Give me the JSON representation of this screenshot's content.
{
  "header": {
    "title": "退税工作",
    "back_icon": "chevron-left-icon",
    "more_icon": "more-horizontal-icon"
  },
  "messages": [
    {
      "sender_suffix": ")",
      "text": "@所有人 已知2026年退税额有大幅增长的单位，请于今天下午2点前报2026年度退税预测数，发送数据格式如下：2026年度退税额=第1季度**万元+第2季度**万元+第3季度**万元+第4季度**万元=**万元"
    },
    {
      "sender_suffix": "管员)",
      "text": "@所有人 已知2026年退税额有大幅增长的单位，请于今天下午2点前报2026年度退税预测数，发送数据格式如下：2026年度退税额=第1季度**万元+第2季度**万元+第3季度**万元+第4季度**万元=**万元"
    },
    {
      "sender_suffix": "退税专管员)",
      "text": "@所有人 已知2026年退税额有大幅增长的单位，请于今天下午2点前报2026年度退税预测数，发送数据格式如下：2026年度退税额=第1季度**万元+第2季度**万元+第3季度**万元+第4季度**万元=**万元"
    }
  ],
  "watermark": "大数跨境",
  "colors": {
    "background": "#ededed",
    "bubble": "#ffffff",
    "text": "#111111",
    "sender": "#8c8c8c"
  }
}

::::

Task: Each line of the listing should be copied exactly.

Result of this exercise:
Give me the JSON representation of this screenshot's content.
{
  "header": {
    "title": "退税工作",
    "back_icon": "chevron-left-icon",
    "more_icon": "more-horizontal-icon"
  },
  "messages": [
    {
      "sender_suffix": ")",
      "text": "@所有人 已知2026年退税额有大幅增长的单位，请于今天下午2点前报2026年度退税预测数，发送数据格式如下：2026年度退税额=第1季度**万元+第2季度**万元+第3季度**万元+第4季度**万元=**万元"
    },
    {
      "sender_suffix": "管员)",
      "text": "@所有人 已知2026年退税额有大幅增长的单位，请于今天下午2点前报2026年度退税预测数，发送数据格式如下：2026年度退税额=第1季度**万元+第2季度**万元+第3季度**万元+第4季度**万元=**万元"
    },
    {
      "sender_suffix": "退税专管员)",
      "text": "@所有人 已知2026年退税额有大幅增长的单位，请于今天下午2点前报2026年度退税预测数，发送数据格式如下：2026年度退税额=第1季度**万元+第2季度**万元+第3季度**万元+第4季度**万元=**万元"
    }
  ],
  "watermark": "大数跨境",
  "colors": {
    "background": "#ededed",
    "bubble": "#ffffff",
    "text": "#111111",
    "sender": "#8c8c8c"
  }
}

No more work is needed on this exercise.